WHAT THIS TASK INVOLVES:
Look through the entries below. Report each line that has the word "intervention" in it.

[Figure dataset records]
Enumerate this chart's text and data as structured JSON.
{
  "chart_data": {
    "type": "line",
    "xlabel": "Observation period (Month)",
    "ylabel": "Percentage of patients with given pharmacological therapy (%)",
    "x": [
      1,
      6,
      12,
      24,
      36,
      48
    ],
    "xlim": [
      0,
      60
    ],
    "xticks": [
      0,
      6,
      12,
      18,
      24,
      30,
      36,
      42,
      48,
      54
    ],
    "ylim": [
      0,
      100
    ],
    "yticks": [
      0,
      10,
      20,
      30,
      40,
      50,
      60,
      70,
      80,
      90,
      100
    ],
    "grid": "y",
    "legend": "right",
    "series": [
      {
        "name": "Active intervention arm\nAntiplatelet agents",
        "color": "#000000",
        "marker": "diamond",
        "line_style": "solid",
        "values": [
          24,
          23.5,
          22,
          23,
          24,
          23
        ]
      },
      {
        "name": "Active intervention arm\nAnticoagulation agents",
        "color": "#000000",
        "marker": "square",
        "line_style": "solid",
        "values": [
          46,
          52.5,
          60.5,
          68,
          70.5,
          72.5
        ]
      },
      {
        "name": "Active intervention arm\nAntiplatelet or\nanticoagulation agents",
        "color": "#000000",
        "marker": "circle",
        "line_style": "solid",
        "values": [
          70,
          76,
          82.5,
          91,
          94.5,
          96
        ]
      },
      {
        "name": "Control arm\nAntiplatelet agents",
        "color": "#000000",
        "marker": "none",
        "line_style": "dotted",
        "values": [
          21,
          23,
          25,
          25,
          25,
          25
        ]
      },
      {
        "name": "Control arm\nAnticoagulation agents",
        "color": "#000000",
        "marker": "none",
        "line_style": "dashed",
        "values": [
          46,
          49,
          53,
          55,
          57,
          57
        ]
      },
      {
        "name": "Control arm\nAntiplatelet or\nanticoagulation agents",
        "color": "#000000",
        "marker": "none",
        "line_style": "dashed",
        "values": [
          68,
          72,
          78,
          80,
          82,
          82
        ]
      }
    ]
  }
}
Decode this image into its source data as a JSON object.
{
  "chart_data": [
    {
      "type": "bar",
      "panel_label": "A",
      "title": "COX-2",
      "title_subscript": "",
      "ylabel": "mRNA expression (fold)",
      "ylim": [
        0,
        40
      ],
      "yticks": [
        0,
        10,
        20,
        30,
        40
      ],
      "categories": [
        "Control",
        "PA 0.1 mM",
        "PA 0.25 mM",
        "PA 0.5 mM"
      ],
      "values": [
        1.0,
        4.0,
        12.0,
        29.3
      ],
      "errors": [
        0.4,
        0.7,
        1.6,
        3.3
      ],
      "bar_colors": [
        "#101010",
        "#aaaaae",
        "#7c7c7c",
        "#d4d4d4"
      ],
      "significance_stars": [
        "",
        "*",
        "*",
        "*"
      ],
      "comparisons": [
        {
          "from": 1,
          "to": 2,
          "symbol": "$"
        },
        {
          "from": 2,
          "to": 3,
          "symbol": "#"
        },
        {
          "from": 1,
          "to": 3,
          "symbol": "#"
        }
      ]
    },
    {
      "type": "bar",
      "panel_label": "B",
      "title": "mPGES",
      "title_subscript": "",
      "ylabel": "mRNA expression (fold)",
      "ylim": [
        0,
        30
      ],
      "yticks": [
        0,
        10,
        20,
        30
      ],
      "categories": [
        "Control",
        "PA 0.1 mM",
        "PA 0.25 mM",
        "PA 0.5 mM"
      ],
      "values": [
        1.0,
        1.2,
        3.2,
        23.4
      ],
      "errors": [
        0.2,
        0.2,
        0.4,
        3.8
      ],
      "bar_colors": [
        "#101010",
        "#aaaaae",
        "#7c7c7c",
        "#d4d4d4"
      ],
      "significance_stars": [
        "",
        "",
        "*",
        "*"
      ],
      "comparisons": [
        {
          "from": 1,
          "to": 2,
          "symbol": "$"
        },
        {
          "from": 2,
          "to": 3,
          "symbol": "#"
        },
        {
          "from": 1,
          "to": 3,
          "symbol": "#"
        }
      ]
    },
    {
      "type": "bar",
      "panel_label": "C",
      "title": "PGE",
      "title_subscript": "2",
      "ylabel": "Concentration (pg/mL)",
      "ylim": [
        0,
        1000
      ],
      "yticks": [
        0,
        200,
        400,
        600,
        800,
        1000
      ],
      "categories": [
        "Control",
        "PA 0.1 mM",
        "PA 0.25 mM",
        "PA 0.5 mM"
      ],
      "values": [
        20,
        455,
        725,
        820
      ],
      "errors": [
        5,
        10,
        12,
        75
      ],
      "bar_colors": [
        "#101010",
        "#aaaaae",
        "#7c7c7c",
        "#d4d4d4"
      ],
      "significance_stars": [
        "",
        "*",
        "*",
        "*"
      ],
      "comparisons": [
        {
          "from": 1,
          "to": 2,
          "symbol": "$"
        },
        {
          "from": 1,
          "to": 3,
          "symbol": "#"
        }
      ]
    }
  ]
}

RESULT OF THE EXERCISE:
        "name": "Active intervention arm\nAntiplatelet agents",
        "name": "Active intervention arm\nAnticoagulation agents",
        "name": "Active intervention arm\nAntiplatelet or\nanticoagulation agents",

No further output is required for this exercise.